WHAT IS NEEDED: Echo these lines back word for word, leaving the pictures out of your answer.

MATERIAL FOR THE TASK:

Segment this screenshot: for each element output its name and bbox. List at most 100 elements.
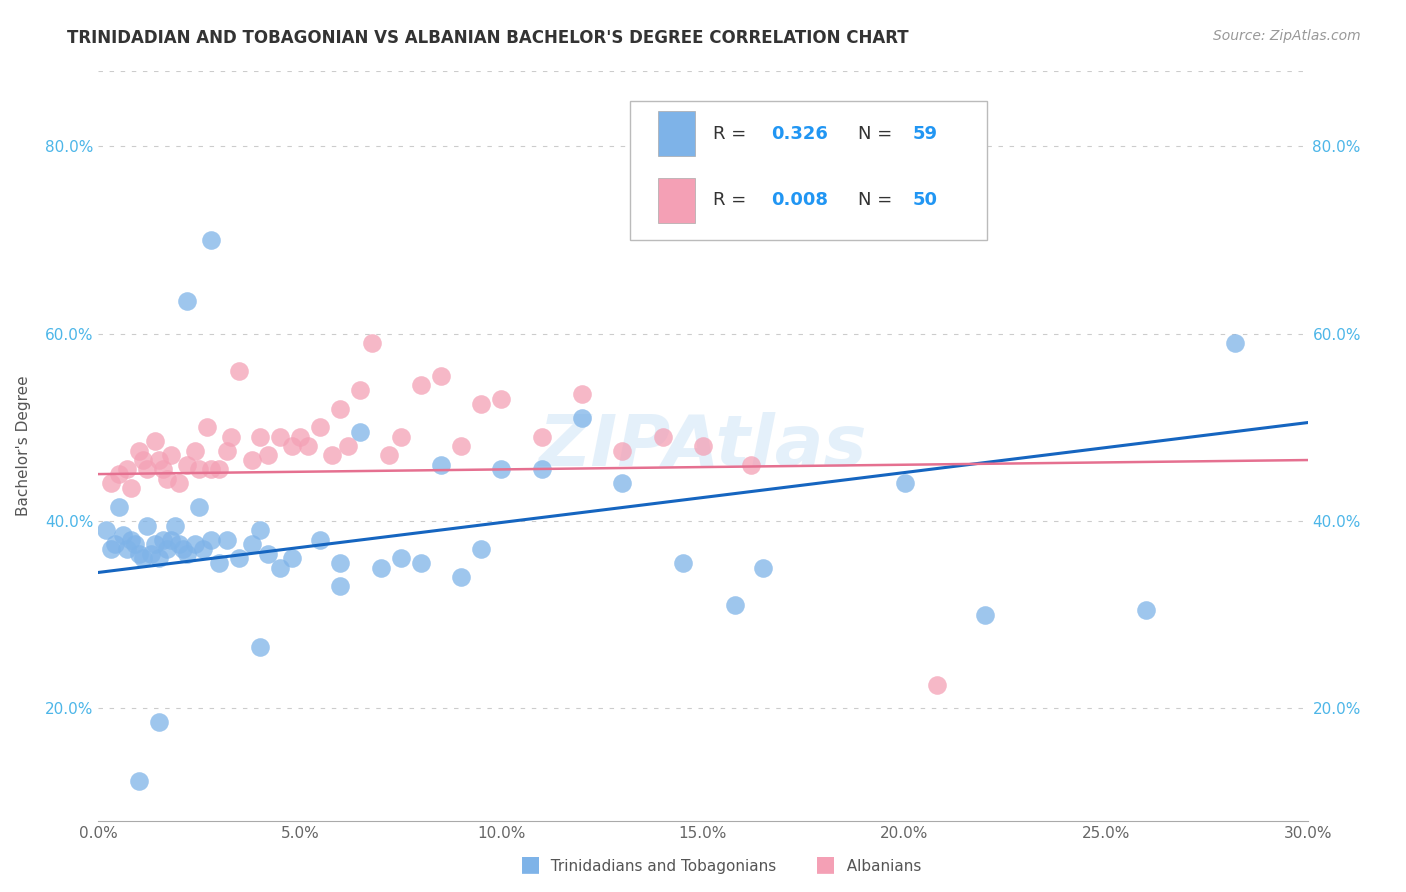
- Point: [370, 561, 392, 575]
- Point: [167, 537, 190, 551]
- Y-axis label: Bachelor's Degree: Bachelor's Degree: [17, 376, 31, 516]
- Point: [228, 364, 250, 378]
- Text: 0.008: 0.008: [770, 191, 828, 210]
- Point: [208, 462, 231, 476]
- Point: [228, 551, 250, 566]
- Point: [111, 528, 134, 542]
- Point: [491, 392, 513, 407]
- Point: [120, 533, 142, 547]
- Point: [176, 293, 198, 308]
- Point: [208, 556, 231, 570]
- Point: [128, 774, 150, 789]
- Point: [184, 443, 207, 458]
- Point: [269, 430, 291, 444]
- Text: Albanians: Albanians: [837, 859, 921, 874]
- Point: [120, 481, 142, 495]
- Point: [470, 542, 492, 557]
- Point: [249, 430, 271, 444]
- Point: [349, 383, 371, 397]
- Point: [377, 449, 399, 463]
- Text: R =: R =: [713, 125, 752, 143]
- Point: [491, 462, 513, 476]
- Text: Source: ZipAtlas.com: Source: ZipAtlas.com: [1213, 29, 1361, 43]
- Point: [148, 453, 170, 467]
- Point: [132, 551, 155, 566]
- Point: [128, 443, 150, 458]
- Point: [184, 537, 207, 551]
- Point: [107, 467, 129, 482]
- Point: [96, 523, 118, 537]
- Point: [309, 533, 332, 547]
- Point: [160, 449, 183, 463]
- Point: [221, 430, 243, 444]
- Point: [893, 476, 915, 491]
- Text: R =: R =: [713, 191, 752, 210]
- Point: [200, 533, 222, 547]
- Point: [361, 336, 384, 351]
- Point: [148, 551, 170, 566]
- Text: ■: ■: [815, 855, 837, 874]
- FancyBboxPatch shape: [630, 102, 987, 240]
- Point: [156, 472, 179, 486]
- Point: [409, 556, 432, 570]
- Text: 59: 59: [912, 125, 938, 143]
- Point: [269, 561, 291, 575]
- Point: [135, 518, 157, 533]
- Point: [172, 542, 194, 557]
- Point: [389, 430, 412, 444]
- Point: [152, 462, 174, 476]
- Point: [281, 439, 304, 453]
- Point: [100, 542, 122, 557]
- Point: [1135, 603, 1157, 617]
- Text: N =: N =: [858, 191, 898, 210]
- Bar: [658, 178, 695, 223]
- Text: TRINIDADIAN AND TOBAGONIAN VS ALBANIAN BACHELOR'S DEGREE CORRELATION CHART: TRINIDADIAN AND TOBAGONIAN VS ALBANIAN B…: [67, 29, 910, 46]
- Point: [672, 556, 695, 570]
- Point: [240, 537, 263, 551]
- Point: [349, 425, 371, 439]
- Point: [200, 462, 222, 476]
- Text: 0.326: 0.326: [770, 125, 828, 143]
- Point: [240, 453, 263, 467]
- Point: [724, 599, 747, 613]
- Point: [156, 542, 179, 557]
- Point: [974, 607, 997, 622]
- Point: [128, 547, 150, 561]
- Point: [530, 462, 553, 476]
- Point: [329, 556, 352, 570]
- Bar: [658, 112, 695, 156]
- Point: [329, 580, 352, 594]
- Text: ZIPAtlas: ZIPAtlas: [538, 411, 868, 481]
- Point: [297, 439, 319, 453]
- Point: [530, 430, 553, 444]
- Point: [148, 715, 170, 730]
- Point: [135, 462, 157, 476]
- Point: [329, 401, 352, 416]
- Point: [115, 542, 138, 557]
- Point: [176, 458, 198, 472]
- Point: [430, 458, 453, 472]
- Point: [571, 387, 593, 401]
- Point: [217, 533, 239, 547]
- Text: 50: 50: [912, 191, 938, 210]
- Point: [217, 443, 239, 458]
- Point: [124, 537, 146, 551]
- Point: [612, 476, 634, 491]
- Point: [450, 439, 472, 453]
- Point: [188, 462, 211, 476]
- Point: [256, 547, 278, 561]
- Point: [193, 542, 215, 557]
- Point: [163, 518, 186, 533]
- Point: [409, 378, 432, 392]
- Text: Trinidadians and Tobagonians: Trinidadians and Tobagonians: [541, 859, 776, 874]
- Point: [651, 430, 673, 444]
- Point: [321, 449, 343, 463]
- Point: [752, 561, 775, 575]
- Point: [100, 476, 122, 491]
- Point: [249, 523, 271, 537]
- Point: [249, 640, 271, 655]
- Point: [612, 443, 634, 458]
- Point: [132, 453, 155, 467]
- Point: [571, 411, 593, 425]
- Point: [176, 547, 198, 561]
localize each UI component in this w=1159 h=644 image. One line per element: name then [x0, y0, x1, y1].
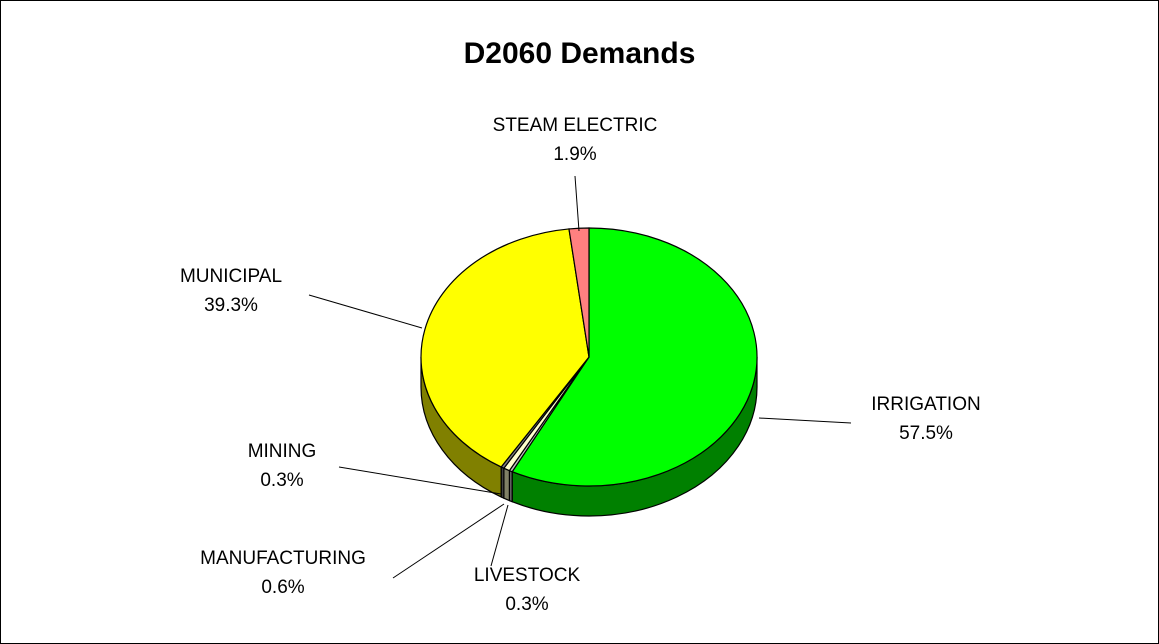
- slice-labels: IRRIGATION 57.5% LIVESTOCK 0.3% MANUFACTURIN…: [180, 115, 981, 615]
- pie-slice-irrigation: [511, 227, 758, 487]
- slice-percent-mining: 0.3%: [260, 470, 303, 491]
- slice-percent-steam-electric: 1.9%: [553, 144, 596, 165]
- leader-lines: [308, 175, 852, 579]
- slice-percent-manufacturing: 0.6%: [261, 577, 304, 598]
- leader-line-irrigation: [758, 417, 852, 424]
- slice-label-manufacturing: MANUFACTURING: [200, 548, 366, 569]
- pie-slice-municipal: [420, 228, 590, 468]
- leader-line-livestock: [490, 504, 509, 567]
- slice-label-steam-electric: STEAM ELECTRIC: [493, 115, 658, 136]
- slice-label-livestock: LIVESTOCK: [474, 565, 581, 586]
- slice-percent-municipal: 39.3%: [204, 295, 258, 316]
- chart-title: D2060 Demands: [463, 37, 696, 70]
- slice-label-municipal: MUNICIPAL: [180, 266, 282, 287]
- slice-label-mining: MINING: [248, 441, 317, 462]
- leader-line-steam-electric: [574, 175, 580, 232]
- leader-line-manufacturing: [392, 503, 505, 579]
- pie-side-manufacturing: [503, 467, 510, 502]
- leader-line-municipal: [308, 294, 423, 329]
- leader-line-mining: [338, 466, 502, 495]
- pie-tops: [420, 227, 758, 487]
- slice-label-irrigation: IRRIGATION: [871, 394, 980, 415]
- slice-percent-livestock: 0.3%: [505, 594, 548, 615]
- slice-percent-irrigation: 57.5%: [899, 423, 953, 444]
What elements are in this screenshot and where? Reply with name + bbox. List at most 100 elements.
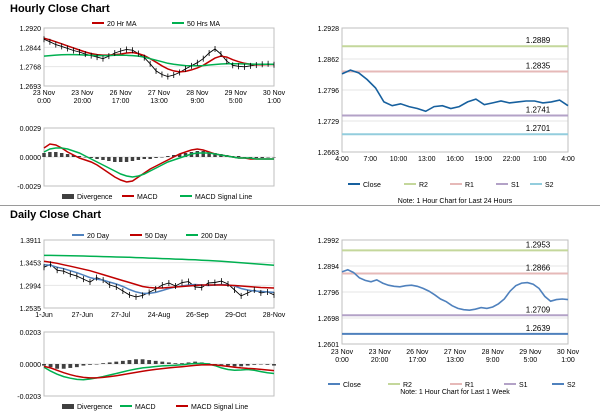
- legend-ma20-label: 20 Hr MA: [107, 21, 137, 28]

TASK ANSWER:
Segment this screenshot: for each element output its name and bbox. List at most 100 elements.
- Point: [370, 561, 392, 575]
- Point: [167, 537, 190, 551]
- Y-axis label: Bachelor's Degree: Bachelor's Degree: [17, 376, 31, 516]
- Point: [228, 364, 250, 378]
- Text: 0.008: 0.008: [770, 191, 828, 210]
- Point: [208, 462, 231, 476]
- Point: [228, 551, 250, 566]
- Point: [111, 528, 134, 542]
- Point: [491, 392, 513, 407]
- Point: [120, 533, 142, 547]
- Point: [176, 293, 198, 308]
- Point: [208, 556, 231, 570]
- Point: [128, 774, 150, 789]
- Point: [184, 443, 207, 458]
- Point: [269, 430, 291, 444]
- Text: Albanians: Albanians: [837, 859, 921, 874]
- Point: [120, 481, 142, 495]
- Point: [470, 542, 492, 557]
- Point: [249, 430, 271, 444]
- Point: [349, 383, 371, 397]
- Point: [377, 449, 399, 463]
- Text: R =: R =: [713, 125, 752, 143]
- Point: [491, 462, 513, 476]
- Text: Source: ZipAtlas.com: Source: ZipAtlas.com: [1213, 29, 1361, 43]
- Point: [148, 453, 170, 467]
- Point: [132, 551, 155, 566]
- Point: [128, 443, 150, 458]
- Point: [184, 537, 207, 551]
- Point: [107, 467, 129, 482]
- Point: [96, 523, 118, 537]
- Point: [309, 533, 332, 547]
- Point: [160, 449, 183, 463]
- Point: [221, 430, 243, 444]
- Point: [893, 476, 915, 491]
- Text: R =: R =: [713, 191, 752, 210]
- Point: [200, 533, 222, 547]
- Point: [361, 336, 384, 351]
- Point: [148, 551, 170, 566]
- Text: ■: ■: [815, 855, 837, 874]
- FancyBboxPatch shape: [630, 102, 987, 240]
- Point: [156, 472, 179, 486]
- Point: [409, 556, 432, 570]
- Text: 59: 59: [912, 125, 938, 143]
- Point: [269, 561, 291, 575]
- Point: [135, 518, 157, 533]
- Point: [172, 542, 194, 557]
- Point: [389, 430, 412, 444]
- Point: [152, 462, 174, 476]
- Point: [281, 439, 304, 453]
- Point: [100, 542, 122, 557]
- Point: [1135, 603, 1157, 617]
- Text: N =: N =: [858, 191, 898, 210]
- Bar: [658, 178, 695, 223]
- Text: TRINIDADIAN AND TOBAGONIAN VS ALBANIAN BACHELOR'S DEGREE CORRELATION CHART: TRINIDADIAN AND TOBAGONIAN VS ALBANIAN B…: [67, 29, 910, 46]
- Point: [672, 556, 695, 570]
- Point: [240, 537, 263, 551]
- Point: [349, 425, 371, 439]
- Point: [200, 462, 222, 476]
- Text: 0.326: 0.326: [770, 125, 828, 143]
- Point: [240, 453, 263, 467]
- Point: [724, 599, 747, 613]
- Point: [156, 542, 179, 557]
- Point: [974, 607, 997, 622]
- Point: [128, 547, 150, 561]
- Point: [530, 462, 553, 476]
- Point: [329, 556, 352, 570]
- Bar: [658, 112, 695, 156]
- Point: [329, 580, 352, 594]
- Text: ZIPAtlas: ZIPAtlas: [538, 411, 868, 481]
- Point: [297, 439, 319, 453]
- Point: [530, 430, 553, 444]
- Point: [148, 715, 170, 730]
- Point: [135, 462, 157, 476]
- Point: [329, 401, 352, 416]
- Point: [115, 542, 138, 557]
- Point: [176, 458, 198, 472]
- Point: [430, 458, 453, 472]
- Point: [571, 387, 593, 401]
- Point: [217, 533, 239, 547]
- Text: 50: 50: [912, 191, 938, 210]
- Point: [217, 443, 239, 458]
- Point: [124, 537, 146, 551]
- Point: [612, 476, 634, 491]
- Point: [450, 439, 472, 453]
- Point: [188, 462, 211, 476]
- Point: [256, 547, 278, 561]
- Point: [193, 542, 215, 557]
- Point: [163, 518, 186, 533]
- Point: [409, 378, 432, 392]
- Text: Trinidadians and Tobagonians: Trinidadians and Tobagonians: [541, 859, 776, 874]
- Point: [651, 430, 673, 444]
- Point: [321, 449, 343, 463]
- Point: [752, 561, 775, 575]
- Point: [100, 476, 122, 491]
- Point: [249, 523, 271, 537]
- Point: [249, 640, 271, 655]
- Point: [612, 443, 634, 458]
- Point: [132, 453, 155, 467]
- Point: [571, 411, 593, 425]
- Point: [176, 547, 198, 561]
localize each UI component in this w=1159 h=644 image. One line per element: name then [x0, y0, x1, y1].
- slice-labels: IRRIGATION 57.5% LIVESTOCK 0.3% MANUFACTURIN…: [180, 115, 981, 615]
- pie-slice-irrigation: [511, 227, 758, 487]
- slice-percent-mining: 0.3%: [260, 470, 303, 491]
- slice-percent-steam-electric: 1.9%: [553, 144, 596, 165]
- leader-lines: [308, 175, 852, 579]
- slice-percent-manufacturing: 0.6%: [261, 577, 304, 598]
- leader-line-irrigation: [758, 417, 852, 424]
- slice-label-manufacturing: MANUFACTURING: [200, 548, 366, 569]
- pie-slice-municipal: [420, 228, 590, 468]
- leader-line-livestock: [490, 504, 509, 567]
- slice-label-steam-electric: STEAM ELECTRIC: [493, 115, 658, 136]
- slice-label-livestock: LIVESTOCK: [474, 565, 581, 586]
- slice-percent-municipal: 39.3%: [204, 295, 258, 316]
- chart-title: D2060 Demands: [463, 37, 696, 70]
- slice-label-municipal: MUNICIPAL: [180, 266, 282, 287]
- slice-label-mining: MINING: [248, 441, 317, 462]
- leader-line-steam-electric: [574, 175, 580, 232]
- leader-line-manufacturing: [392, 503, 505, 579]
- pie-side-manufacturing: [503, 467, 510, 502]
- leader-line-municipal: [308, 294, 423, 329]
- leader-line-mining: [338, 466, 502, 495]
- pie-tops: [420, 227, 758, 487]
- slice-label-irrigation: IRRIGATION: [871, 394, 980, 415]
- slice-percent-livestock: 0.3%: [505, 594, 548, 615]
- slice-percent-irrigation: 57.5%: [899, 423, 953, 444]
What elements are in this screenshot and where? Reply with name + bbox. List at most 100 elements.
- legend-ma20-label: 20 Hr MA: [107, 21, 137, 28]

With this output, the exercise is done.